** BEGIN Data to use **

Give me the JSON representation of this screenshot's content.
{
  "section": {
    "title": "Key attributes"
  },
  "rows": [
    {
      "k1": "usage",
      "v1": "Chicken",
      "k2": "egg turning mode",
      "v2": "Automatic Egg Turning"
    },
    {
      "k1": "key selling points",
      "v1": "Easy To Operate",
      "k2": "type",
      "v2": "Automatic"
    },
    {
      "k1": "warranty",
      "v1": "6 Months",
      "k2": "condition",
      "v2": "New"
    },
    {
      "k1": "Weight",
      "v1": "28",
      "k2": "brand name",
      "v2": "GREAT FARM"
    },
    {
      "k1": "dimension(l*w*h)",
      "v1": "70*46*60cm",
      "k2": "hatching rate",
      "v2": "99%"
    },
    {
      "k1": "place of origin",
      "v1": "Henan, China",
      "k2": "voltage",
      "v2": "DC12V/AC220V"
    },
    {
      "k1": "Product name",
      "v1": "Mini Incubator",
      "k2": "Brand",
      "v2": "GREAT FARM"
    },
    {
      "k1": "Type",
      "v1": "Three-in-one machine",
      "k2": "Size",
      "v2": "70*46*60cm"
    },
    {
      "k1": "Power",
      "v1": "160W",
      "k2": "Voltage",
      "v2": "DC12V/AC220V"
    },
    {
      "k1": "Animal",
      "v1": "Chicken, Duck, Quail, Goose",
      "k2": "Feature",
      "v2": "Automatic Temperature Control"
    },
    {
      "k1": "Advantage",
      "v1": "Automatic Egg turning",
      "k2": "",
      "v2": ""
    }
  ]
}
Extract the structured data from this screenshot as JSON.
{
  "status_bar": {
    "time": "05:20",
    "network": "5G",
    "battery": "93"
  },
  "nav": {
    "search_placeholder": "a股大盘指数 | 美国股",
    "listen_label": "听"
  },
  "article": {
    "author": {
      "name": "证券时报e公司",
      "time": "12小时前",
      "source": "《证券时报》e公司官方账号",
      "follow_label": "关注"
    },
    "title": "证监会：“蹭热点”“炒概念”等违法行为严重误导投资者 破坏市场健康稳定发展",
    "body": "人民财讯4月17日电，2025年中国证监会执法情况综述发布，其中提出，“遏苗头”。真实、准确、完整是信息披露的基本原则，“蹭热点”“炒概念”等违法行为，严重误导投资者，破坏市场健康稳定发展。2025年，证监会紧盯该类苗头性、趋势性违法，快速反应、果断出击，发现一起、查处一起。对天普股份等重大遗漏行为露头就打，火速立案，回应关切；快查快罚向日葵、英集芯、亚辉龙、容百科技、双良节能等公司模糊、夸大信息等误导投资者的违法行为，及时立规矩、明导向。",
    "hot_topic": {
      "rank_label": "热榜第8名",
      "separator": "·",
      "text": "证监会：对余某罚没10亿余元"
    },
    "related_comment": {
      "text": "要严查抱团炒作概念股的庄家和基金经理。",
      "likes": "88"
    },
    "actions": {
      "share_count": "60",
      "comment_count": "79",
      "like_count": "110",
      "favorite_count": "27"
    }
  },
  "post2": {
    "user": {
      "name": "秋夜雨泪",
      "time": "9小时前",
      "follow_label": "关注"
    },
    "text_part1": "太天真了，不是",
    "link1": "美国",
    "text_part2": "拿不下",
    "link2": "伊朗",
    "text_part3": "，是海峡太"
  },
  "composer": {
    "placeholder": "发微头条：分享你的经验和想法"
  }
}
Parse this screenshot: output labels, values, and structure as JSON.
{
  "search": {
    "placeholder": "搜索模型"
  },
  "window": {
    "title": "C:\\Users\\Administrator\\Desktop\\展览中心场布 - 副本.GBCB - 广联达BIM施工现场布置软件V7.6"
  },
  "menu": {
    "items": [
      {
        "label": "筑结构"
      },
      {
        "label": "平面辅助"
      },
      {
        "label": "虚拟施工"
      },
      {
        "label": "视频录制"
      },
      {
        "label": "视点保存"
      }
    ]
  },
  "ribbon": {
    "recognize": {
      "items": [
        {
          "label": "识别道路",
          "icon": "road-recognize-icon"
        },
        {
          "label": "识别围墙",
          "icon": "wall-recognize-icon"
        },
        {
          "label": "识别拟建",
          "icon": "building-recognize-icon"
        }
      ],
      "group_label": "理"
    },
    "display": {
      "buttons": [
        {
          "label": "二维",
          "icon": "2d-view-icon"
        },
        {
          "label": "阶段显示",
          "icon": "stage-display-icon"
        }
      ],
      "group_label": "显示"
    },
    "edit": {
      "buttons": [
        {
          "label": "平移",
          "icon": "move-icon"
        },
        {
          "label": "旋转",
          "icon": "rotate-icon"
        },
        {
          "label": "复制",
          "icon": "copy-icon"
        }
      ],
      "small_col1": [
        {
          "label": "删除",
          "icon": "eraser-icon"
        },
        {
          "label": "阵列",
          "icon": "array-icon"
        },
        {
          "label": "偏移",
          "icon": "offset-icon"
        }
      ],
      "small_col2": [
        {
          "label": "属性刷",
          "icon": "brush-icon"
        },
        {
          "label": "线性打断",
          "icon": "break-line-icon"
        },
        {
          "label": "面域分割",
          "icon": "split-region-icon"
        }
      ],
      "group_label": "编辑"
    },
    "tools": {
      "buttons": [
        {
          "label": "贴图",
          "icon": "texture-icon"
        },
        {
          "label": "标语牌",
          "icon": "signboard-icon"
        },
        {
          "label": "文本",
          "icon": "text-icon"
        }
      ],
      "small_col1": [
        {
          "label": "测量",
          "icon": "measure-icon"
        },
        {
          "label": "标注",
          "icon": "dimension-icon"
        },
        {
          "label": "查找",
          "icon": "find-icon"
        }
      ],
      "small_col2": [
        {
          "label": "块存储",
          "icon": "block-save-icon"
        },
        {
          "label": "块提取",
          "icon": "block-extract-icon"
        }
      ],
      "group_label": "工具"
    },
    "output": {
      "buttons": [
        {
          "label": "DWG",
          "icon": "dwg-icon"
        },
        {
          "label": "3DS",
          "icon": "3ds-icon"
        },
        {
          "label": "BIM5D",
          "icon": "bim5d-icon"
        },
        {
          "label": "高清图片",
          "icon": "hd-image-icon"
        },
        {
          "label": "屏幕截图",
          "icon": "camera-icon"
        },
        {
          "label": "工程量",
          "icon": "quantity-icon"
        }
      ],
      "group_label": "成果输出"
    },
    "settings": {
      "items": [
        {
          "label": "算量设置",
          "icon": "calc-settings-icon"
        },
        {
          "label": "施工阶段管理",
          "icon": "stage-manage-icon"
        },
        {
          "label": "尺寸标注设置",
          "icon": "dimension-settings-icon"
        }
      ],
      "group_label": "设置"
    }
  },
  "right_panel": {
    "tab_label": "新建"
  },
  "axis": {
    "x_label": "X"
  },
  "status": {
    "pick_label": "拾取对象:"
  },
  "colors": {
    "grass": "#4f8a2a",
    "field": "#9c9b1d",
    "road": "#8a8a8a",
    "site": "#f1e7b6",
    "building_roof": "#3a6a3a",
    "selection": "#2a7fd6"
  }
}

** END Data to use **

Task to complete: From the entries above, copy every line that holds the word "block".

Solved exercise:
          "icon": "block-save-icon"
          "icon": "block-extract-icon"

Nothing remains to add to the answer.